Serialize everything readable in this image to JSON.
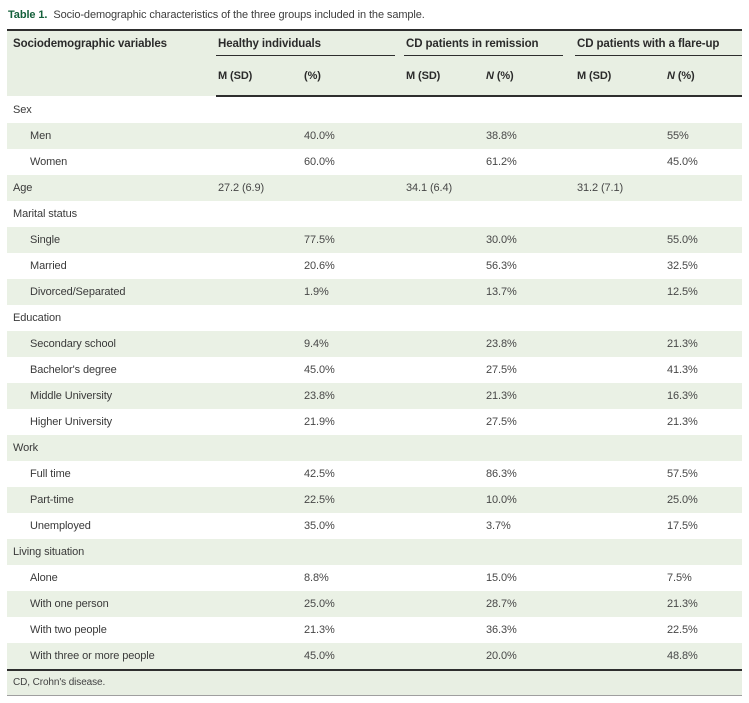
{
  "caption": {
    "label": "Table 1.",
    "text": "Socio-demographic characteristics of the three groups included in the sample."
  },
  "table": {
    "variable_header": "Sociodemographic variables",
    "groups": [
      {
        "label": "Healthy individuals",
        "sub": [
          "M (SD)",
          "(%)"
        ]
      },
      {
        "label": "CD patients in remission",
        "sub": [
          "M (SD)",
          "N (%)"
        ]
      },
      {
        "label": "CD patients with a flare-up",
        "sub": [
          "M (SD)",
          "N (%)"
        ]
      }
    ],
    "rows": [
      {
        "type": "section",
        "label": "Sex",
        "cells": [
          "",
          "",
          "",
          "",
          "",
          ""
        ]
      },
      {
        "type": "item",
        "label": "Men",
        "cells": [
          "",
          "40.0%",
          "",
          "38.8%",
          "",
          "55%"
        ]
      },
      {
        "type": "item",
        "label": "Women",
        "cells": [
          "",
          "60.0%",
          "",
          "61.2%",
          "",
          "45.0%"
        ]
      },
      {
        "type": "section",
        "label": "Age",
        "cells": [
          "27.2 (6.9)",
          "",
          "34.1 (6.4)",
          "",
          "31.2 (7.1)",
          ""
        ]
      },
      {
        "type": "section",
        "label": "Marital status",
        "cells": [
          "",
          "",
          "",
          "",
          "",
          ""
        ]
      },
      {
        "type": "item",
        "label": "Single",
        "cells": [
          "",
          "77.5%",
          "",
          "30.0%",
          "",
          "55.0%"
        ]
      },
      {
        "type": "item",
        "label": "Married",
        "cells": [
          "",
          "20.6%",
          "",
          "56.3%",
          "",
          "32.5%"
        ]
      },
      {
        "type": "item",
        "label": "Divorced/Separated",
        "cells": [
          "",
          "1.9%",
          "",
          "13.7%",
          "",
          "12.5%"
        ]
      },
      {
        "type": "section",
        "label": "Education",
        "cells": [
          "",
          "",
          "",
          "",
          "",
          ""
        ]
      },
      {
        "type": "item",
        "label": "Secondary school",
        "cells": [
          "",
          "9.4%",
          "",
          "23.8%",
          "",
          "21.3%"
        ]
      },
      {
        "type": "item",
        "label": "Bachelor's degree",
        "cells": [
          "",
          "45.0%",
          "",
          "27.5%",
          "",
          "41.3%"
        ]
      },
      {
        "type": "item",
        "label": "Middle University",
        "cells": [
          "",
          "23.8%",
          "",
          "21.3%",
          "",
          "16.3%"
        ]
      },
      {
        "type": "item",
        "label": "Higher University",
        "cells": [
          "",
          "21.9%",
          "",
          "27.5%",
          "",
          "21.3%"
        ]
      },
      {
        "type": "section",
        "label": "Work",
        "cells": [
          "",
          "",
          "",
          "",
          "",
          ""
        ]
      },
      {
        "type": "item",
        "label": "Full time",
        "cells": [
          "",
          "42.5%",
          "",
          "86.3%",
          "",
          "57.5%"
        ]
      },
      {
        "type": "item",
        "label": "Part-time",
        "cells": [
          "",
          "22.5%",
          "",
          "10.0%",
          "",
          "25.0%"
        ]
      },
      {
        "type": "item",
        "label": "Unemployed",
        "cells": [
          "",
          "35.0%",
          "",
          "3.7%",
          "",
          "17.5%"
        ]
      },
      {
        "type": "section",
        "label": "Living situation",
        "cells": [
          "",
          "",
          "",
          "",
          "",
          ""
        ]
      },
      {
        "type": "item",
        "label": "Alone",
        "cells": [
          "",
          "8.8%",
          "",
          "15.0%",
          "",
          "7.5%"
        ]
      },
      {
        "type": "item",
        "label": "With one person",
        "cells": [
          "",
          "25.0%",
          "",
          "28.7%",
          "",
          "21.3%"
        ]
      },
      {
        "type": "item",
        "label": "With two people",
        "cells": [
          "",
          "21.3%",
          "",
          "36.3%",
          "",
          "22.5%"
        ]
      },
      {
        "type": "item",
        "label": "With three or more people",
        "cells": [
          "",
          "45.0%",
          "",
          "20.0%",
          "",
          "48.8%"
        ]
      }
    ]
  },
  "footnote": "CD, Crohn's disease.",
  "colors": {
    "accent_green": "#14603a",
    "row_stripe": "#eaf1e5",
    "header_bg": "#e8efe3",
    "rule_dark": "#2e2e2e"
  }
}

• **YOUR INSTRUCTIONS**:
Set the listing down again exactly, skipping each picture.

• **RESULT FOR THIS EXERCISE**:
Serialize everything readable in this image to JSON.
{
  "caption": {
    "label": "Table 1.",
    "text": "Socio-demographic characteristics of the three groups included in the sample."
  },
  "table": {
    "variable_header": "Sociodemographic variables",
    "groups": [
      {
        "label": "Healthy individuals",
        "sub": [
          "M (SD)",
          "(%)"
        ]
      },
      {
        "label": "CD patients in remission",
        "sub": [
          "M (SD)",
          "N (%)"
        ]
      },
      {
        "label": "CD patients with a flare-up",
        "sub": [
          "M (SD)",
          "N (%)"
        ]
      }
    ],
    "rows": [
      {
        "type": "section",
        "label": "Sex",
        "cells": [
          "",
          "",
          "",
          "",
          "",
          ""
        ]
      },
      {
        "type": "item",
        "label": "Men",
        "cells": [
          "",
          "40.0%",
          "",
          "38.8%",
          "",
          "55%"
        ]
      },
      {
        "type": "item",
        "label": "Women",
        "cells": [
          "",
          "60.0%",
          "",
          "61.2%",
          "",
          "45.0%"
        ]
      },
      {
        "type": "section",
        "label": "Age",
        "cells": [
          "27.2 (6.9)",
          "",
          "34.1 (6.4)",
          "",
          "31.2 (7.1)",
          ""
        ]
      },
      {
        "type": "section",
        "label": "Marital status",
        "cells": [
          "",
          "",
          "",
          "",
          "",
          ""
        ]
      },
      {
        "type": "item",
        "label": "Single",
        "cells": [
          "",
          "77.5%",
          "",
          "30.0%",
          "",
          "55.0%"
        ]
      },
      {
        "type": "item",
        "label": "Married",
        "cells": [
          "",
          "20.6%",
          "",
          "56.3%",
          "",
          "32.5%"
        ]
      },
      {
        "type": "item",
        "label": "Divorced/Separated",
        "cells": [
          "",
          "1.9%",
          "",
          "13.7%",
          "",
          "12.5%"
        ]
      },
      {
        "type": "section",
        "label": "Education",
        "cells": [
          "",
          "",
          "",
          "",
          "",
          ""
        ]
      },
      {
        "type": "item",
        "label": "Secondary school",
        "cells": [
          "",
          "9.4%",
          "",
          "23.8%",
          "",
          "21.3%"
        ]
      },
      {
        "type": "item",
        "label": "Bachelor's degree",
        "cells": [
          "",
          "45.0%",
          "",
          "27.5%",
          "",
          "41.3%"
        ]
      },
      {
        "type": "item",
        "label": "Middle University",
        "cells": [
          "",
          "23.8%",
          "",
          "21.3%",
          "",
          "16.3%"
        ]
      },
      {
        "type": "item",
        "label": "Higher University",
        "cells": [
          "",
          "21.9%",
          "",
          "27.5%",
          "",
          "21.3%"
        ]
      },
      {
        "type": "section",
        "label": "Work",
        "cells": [
          "",
          "",
          "",
          "",
          "",
          ""
        ]
      },
      {
        "type": "item",
        "label": "Full time",
        "cells": [
          "",
          "42.5%",
          "",
          "86.3%",
          "",
          "57.5%"
        ]
      },
      {
        "type": "item",
        "label": "Part-time",
        "cells": [
          "",
          "22.5%",
          "",
          "10.0%",
          "",
          "25.0%"
        ]
      },
      {
        "type": "item",
        "label": "Unemployed",
        "cells": [
          "",
          "35.0%",
          "",
          "3.7%",
          "",
          "17.5%"
        ]
      },
      {
        "type": "section",
        "label": "Living situation",
        "cells": [
          "",
          "",
          "",
          "",
          "",
          ""
        ]
      },
      {
        "type": "item",
        "label": "Alone",
        "cells": [
          "",
          "8.8%",
          "",
          "15.0%",
          "",
          "7.5%"
        ]
      },
      {
        "type": "item",
        "label": "With one person",
        "cells": [
          "",
          "25.0%",
          "",
          "28.7%",
          "",
          "21.3%"
        ]
      },
      {
        "type": "item",
        "label": "With two people",
        "cells": [
          "",
          "21.3%",
          "",
          "36.3%",
          "",
          "22.5%"
        ]
      },
      {
        "type": "item",
        "label": "With three or more people",
        "cells": [
          "",
          "45.0%",
          "",
          "20.0%",
          "",
          "48.8%"
        ]
      }
    ]
  },
  "footnote": "CD, Crohn's disease.",
  "colors": {
    "accent_green": "#14603a",
    "row_stripe": "#eaf1e5",
    "header_bg": "#e8efe3",
    "rule_dark": "#2e2e2e"
  }
}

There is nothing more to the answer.